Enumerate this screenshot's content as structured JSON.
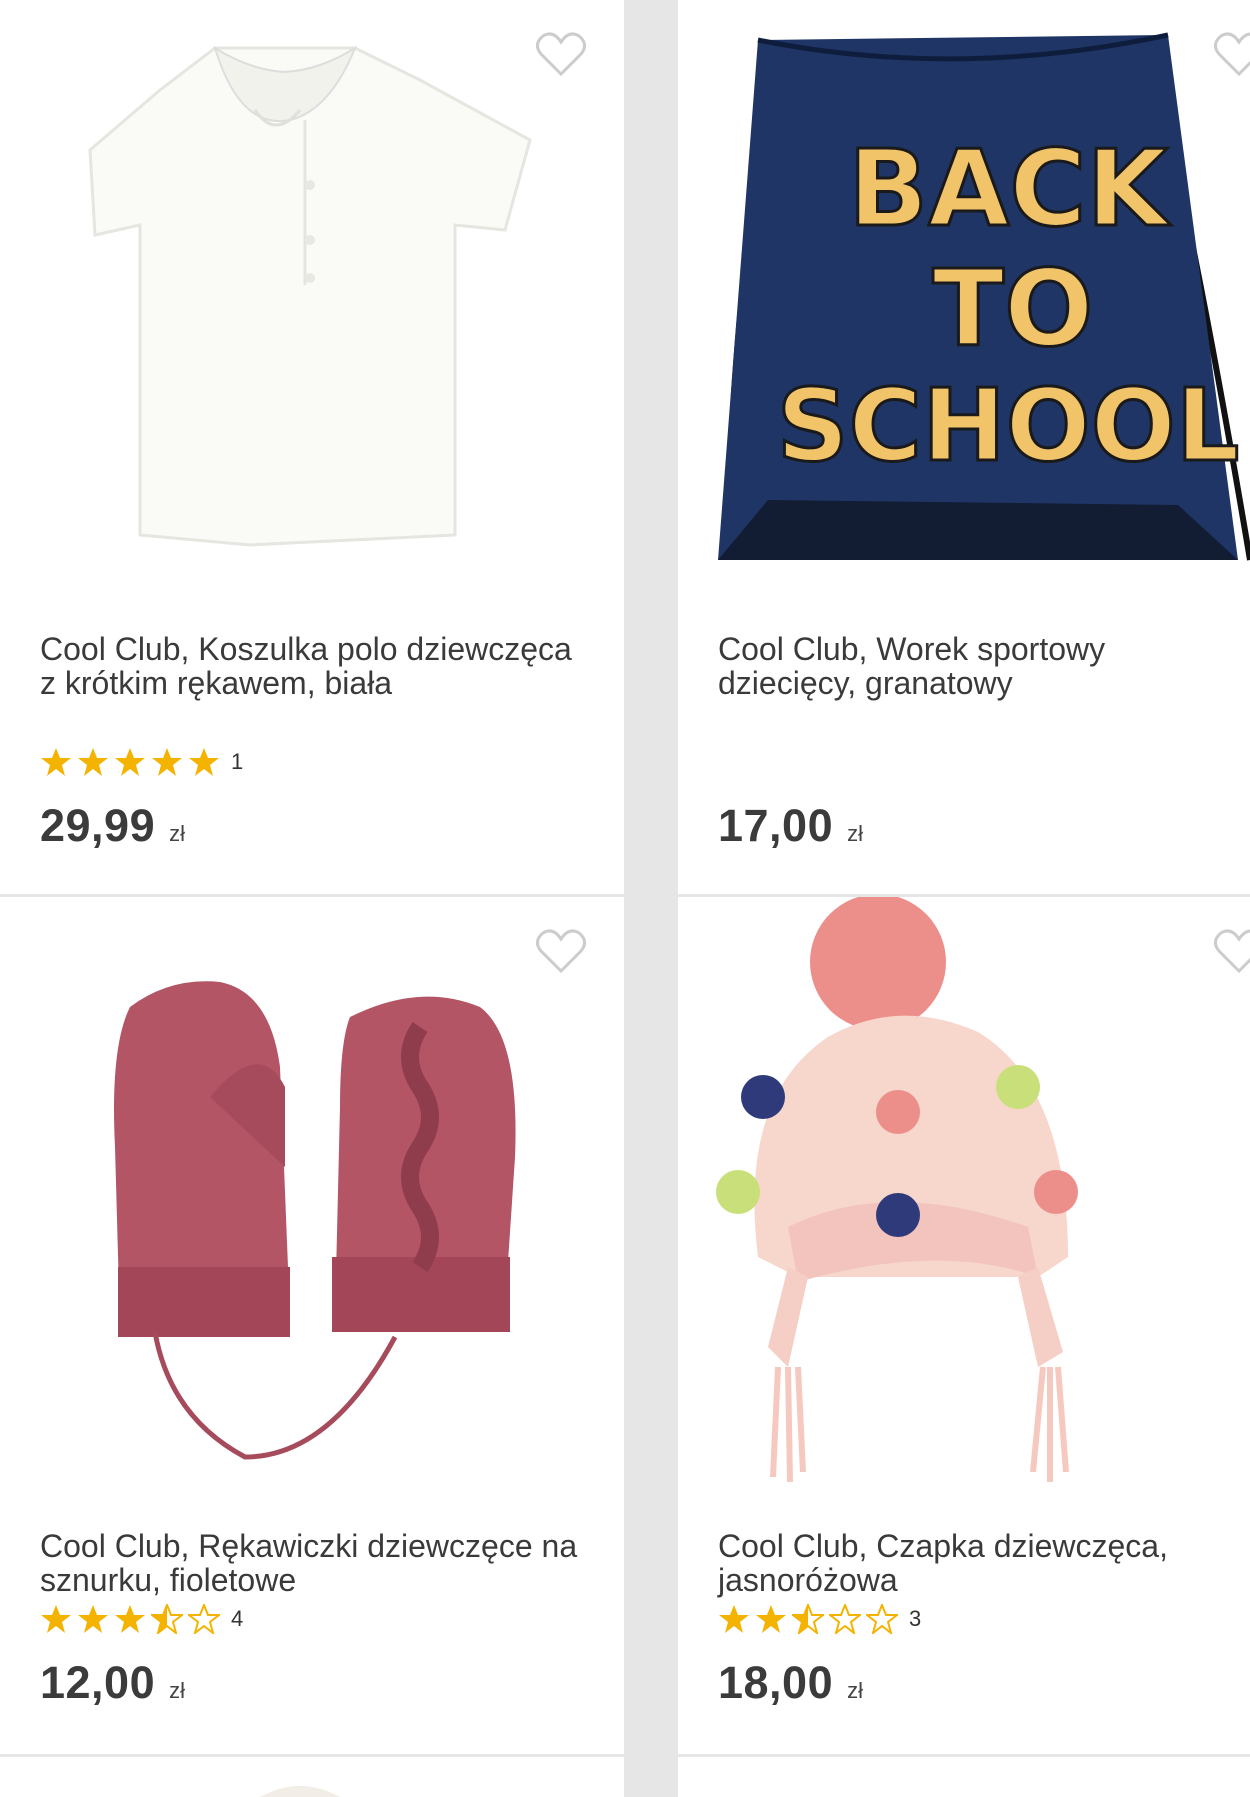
{
  "products": [
    {
      "title": "Cool Club, Koszulka polo dziewczęca z krótkim rękawem, biała",
      "rating_stars": 5,
      "rating_count": "1",
      "price": "29,99",
      "currency": "zł",
      "image_icon": "white-polo-shirt"
    },
    {
      "title": "Cool Club, Worek sportowy dziecięcy, granatowy",
      "price": "17,00",
      "currency": "zł",
      "image_icon": "drawstring-bag",
      "image_text": [
        "BACK",
        "TO",
        "SCHOOL"
      ]
    },
    {
      "title": "Cool Club, Rękawiczki dziewczęce na sznurku, fioletowe",
      "rating_stars": 2.5,
      "rating_count": "4",
      "price": "12,00",
      "currency": "zł",
      "image_icon": "knit-mittens"
    },
    {
      "title": "Cool Club, Czapka dziewczęca, jasnoróżowa",
      "rating_stars": 2.5,
      "rating_count": "3",
      "price": "18,00",
      "currency": "zł",
      "image_icon": "pompom-hat"
    }
  ],
  "colors": {
    "star": "#f5b301",
    "heart": "#cccccc",
    "bag": "#1f3566",
    "bag_text": "#f2c46a"
  }
}
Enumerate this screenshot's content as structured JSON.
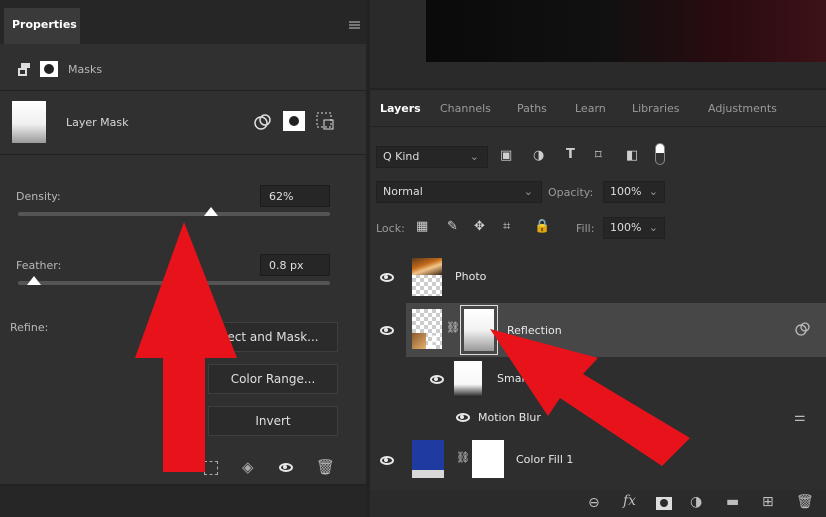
{
  "properties": {
    "title": "Properties",
    "header_label": "Masks",
    "mask_label": "Layer Mask",
    "density_label": "Density:",
    "density_value": "62%",
    "density_level": 0.62,
    "feather_label": "Feather:",
    "feather_value": "0.8 px",
    "feather_level": 0.05,
    "refine_label": "Refine:",
    "buttons": {
      "select_and_mask": "ect and Mask...",
      "color_range": "Color Range...",
      "invert": "Invert"
    }
  },
  "layers_panel": {
    "tabs": [
      "Layers",
      "Channels",
      "Paths",
      "Learn",
      "Libraries",
      "Adjustments"
    ],
    "filter_kind": "Q Kind",
    "blend_mode": "Normal",
    "opacity_label": "Opacity:",
    "opacity_value": "100%",
    "lock_label": "Lock:",
    "fill_label": "Fill:",
    "fill_value": "100%",
    "layers": [
      {
        "name": "Photo"
      },
      {
        "name": "Reflection"
      },
      {
        "name": "Smart F"
      },
      {
        "name": "Motion Blur"
      },
      {
        "name": "Color Fill 1"
      }
    ]
  },
  "colors": {
    "arrow": "#e8121b",
    "color_fill": "#1f3aa0"
  }
}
* * *
▸ CHALLENGE:
Quote the records in their entirety, keeping the wording exact and excluding pictures.

▸ FULL ANSWER:
Enumerate this screenshot's content as structured JSON.
{
  "products": [
    {
      "title": "Cool Club, Koszulka polo dziewczęca z krótkim rękawem, biała",
      "rating_stars": 5,
      "rating_count": "1",
      "price": "29,99",
      "currency": "zł",
      "image_icon": "white-polo-shirt"
    },
    {
      "title": "Cool Club, Worek sportowy dziecięcy, granatowy",
      "price": "17,00",
      "currency": "zł",
      "image_icon": "drawstring-bag",
      "image_text": [
        "BACK",
        "TO",
        "SCHOOL"
      ]
    },
    {
      "title": "Cool Club, Rękawiczki dziewczęce na sznurku, fioletowe",
      "rating_stars": 2.5,
      "rating_count": "4",
      "price": "12,00",
      "currency": "zł",
      "image_icon": "knit-mittens"
    },
    {
      "title": "Cool Club, Czapka dziewczęca, jasnoróżowa",
      "rating_stars": 2.5,
      "rating_count": "3",
      "price": "18,00",
      "currency": "zł",
      "image_icon": "pompom-hat"
    }
  ],
  "colors": {
    "star": "#f5b301",
    "heart": "#cccccc",
    "bag": "#1f3566",
    "bag_text": "#f2c46a"
  }
}
Enumerate this screenshot's content as structured JSON.
{
  "properties": {
    "title": "Properties",
    "header_label": "Masks",
    "mask_label": "Layer Mask",
    "density_label": "Density:",
    "density_value": "62%",
    "density_level": 0.62,
    "feather_label": "Feather:",
    "feather_value": "0.8 px",
    "feather_level": 0.05,
    "refine_label": "Refine:",
    "buttons": {
      "select_and_mask": "ect and Mask...",
      "color_range": "Color Range...",
      "invert": "Invert"
    }
  },
  "layers_panel": {
    "tabs": [
      "Layers",
      "Channels",
      "Paths",
      "Learn",
      "Libraries",
      "Adjustments"
    ],
    "filter_kind": "Q Kind",
    "blend_mode": "Normal",
    "opacity_label": "Opacity:",
    "opacity_value": "100%",
    "lock_label": "Lock:",
    "fill_label": "Fill:",
    "fill_value": "100%",
    "layers": [
      {
        "name": "Photo"
      },
      {
        "name": "Reflection"
      },
      {
        "name": "Smart F"
      },
      {
        "name": "Motion Blur"
      },
      {
        "name": "Color Fill 1"
      }
    ]
  },
  "colors": {
    "arrow": "#e8121b",
    "color_fill": "#1f3aa0"
  }
}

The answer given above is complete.